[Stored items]
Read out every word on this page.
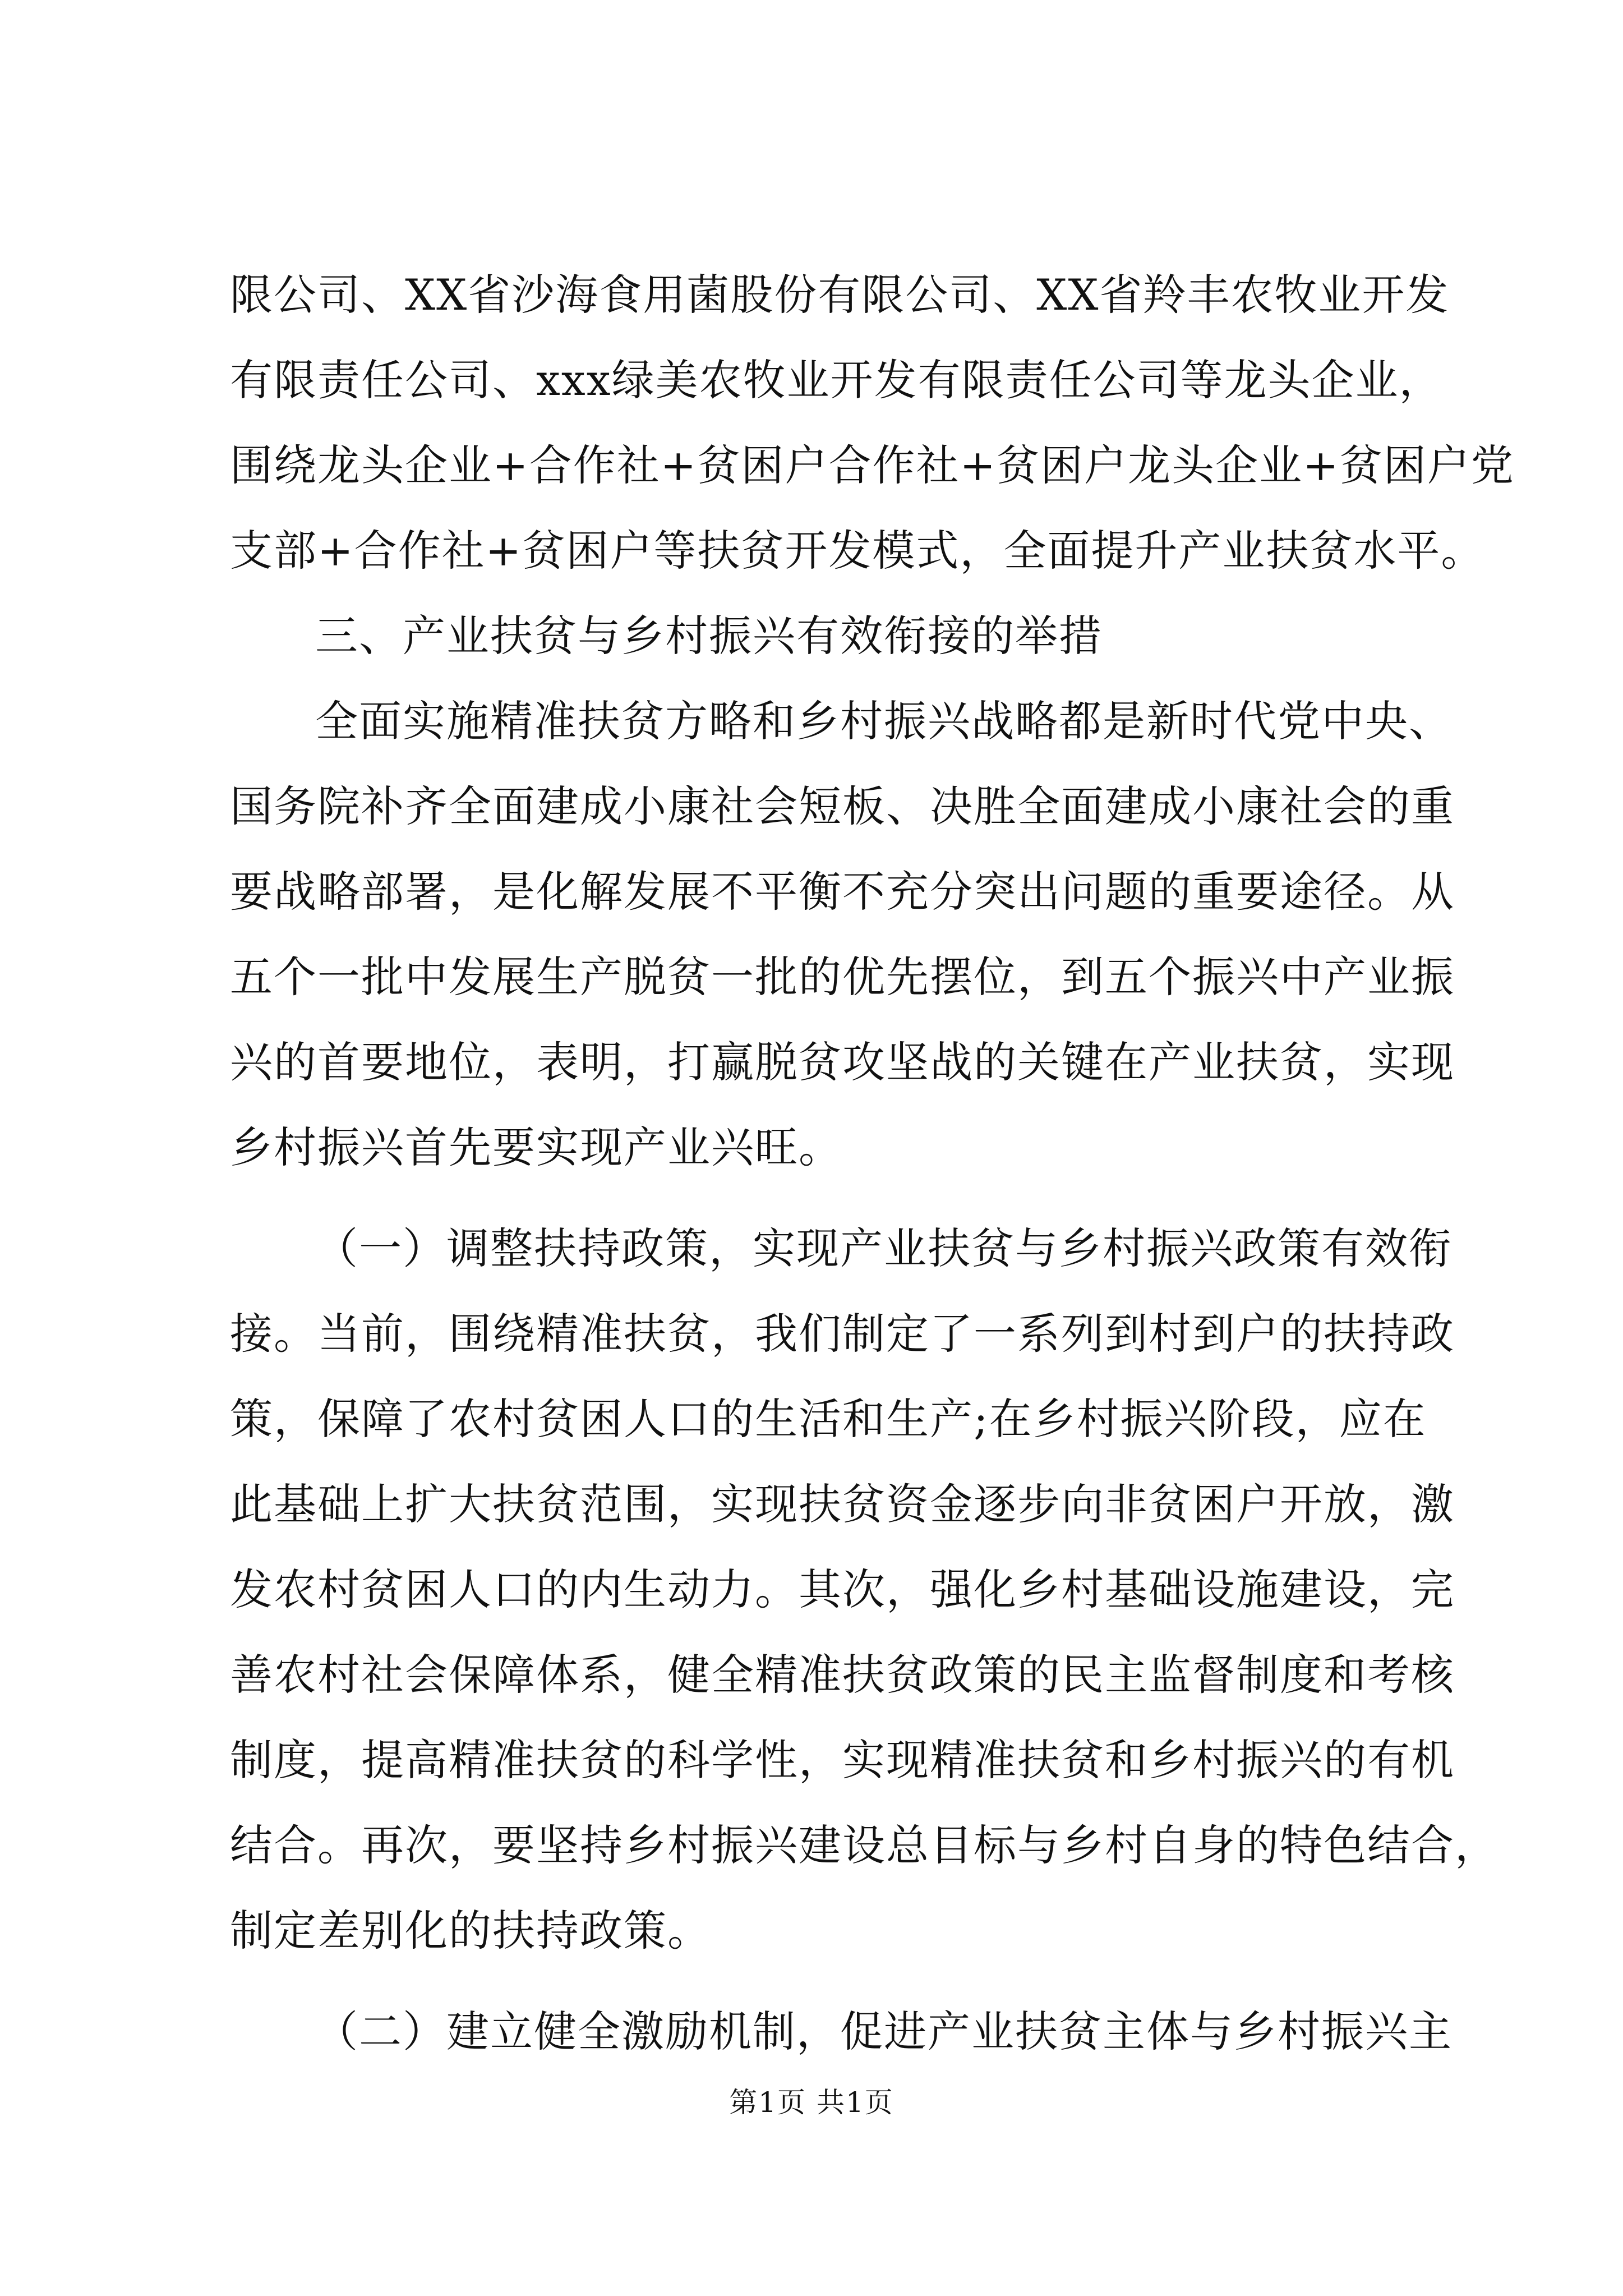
限公司、XX省沙海食用菌股份有限公司、XX省羚丰农牧业开发
有限责任公司、xxx绿美农牧业开发有限责任公司等龙头企业，
围绕龙头企业+合作社+贫困户合作社+贫困户龙头企业+贫困户党
支部+合作社+贫困户等扶贫开发模式，全面提升产业扶贫水平。
三、产业扶贫与乡村振兴有效衔接的举措
全面实施精准扶贫方略和乡村振兴战略都是新时代党中央、
国务院补齐全面建成小康社会短板、决胜全面建成小康社会的重
要战略部署，是化解发展不平衡不充分突出问题的重要途径。从
五个一批中发展生产脱贫一批的优先摆位，到五个振兴中产业振
兴的首要地位，表明，打赢脱贫攻坚战的关键在产业扶贫，实现
乡村振兴首先要实现产业兴旺。
（一）调整扶持政策，实现产业扶贫与乡村振兴政策有效衔
接。当前，围绕精准扶贫，我们制定了一系列到村到户的扶持政
策，保障了农村贫困人口的生活和生产;在乡村振兴阶段，应在
此基础上扩大扶贫范围，实现扶贫资金逐步向非贫困户开放，激
发农村贫困人口的内生动力。其次，强化乡村基础设施建设，完
善农村社会保障体系，健全精准扶贫政策的民主监督制度和考核
制度，提高精准扶贫的科学性，实现精准扶贫和乡村振兴的有机
结合。再次，要坚持乡村振兴建设总目标与乡村自身的特色结合，
制定差别化的扶持政策。
（二）建立健全激励机制，促进产业扶贫主体与乡村振兴主
第1页 共1页
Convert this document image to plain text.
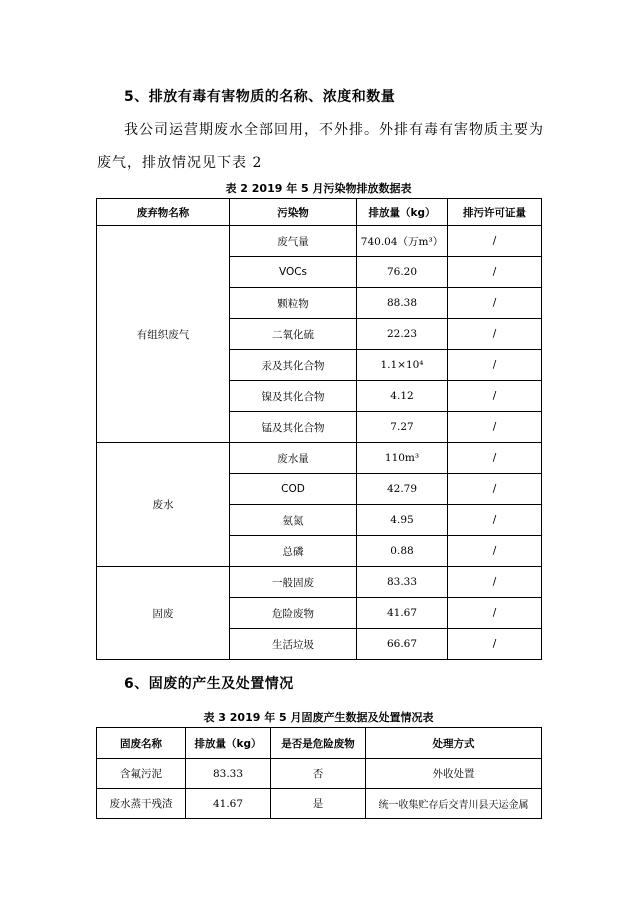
5、排放有毒有害物质的名称、浓度和数量
我公司运营期废水全部回用，不外排。外排有毒有害物质主要为
废气，排放情况见下表 2
表 2 2019 年 5 月污染物排放数据表
废弃物名称	污染物	排放量（kg）	排污许可证量
有组织废气	废气量	740.04（万m³）	/
	VOCs	76.20	/
	颗粒物	88.38	/
	二氧化硫	22.23	/
	汞及其化合物	1.1×10⁴	/
	镍及其化合物	4.12	/
	锰及其化合物	7.27	/
废水	废水量	110m³	/
	COD	42.79	/
	氨氮	4.95	/
	总磷	0.88	/
固废	一般固废	83.33	/
	危险废物	41.67	/
	生活垃圾	66.67	/
6、固废的产生及处置情况
表 3 2019 年 5 月固废产生数据及处置情况表
固废名称	排放量（kg）	是否是危险废物	处理方式
含氟污泥	83.33	否	外收处置
废水蒸干残渣	41.67	是	统一收集贮存后交青川县天运金属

Task to carry out:
In the records above, find each line with the word "this" and copy it.

Written solution:
Read out every word on this page.
Convert this document image to plain text.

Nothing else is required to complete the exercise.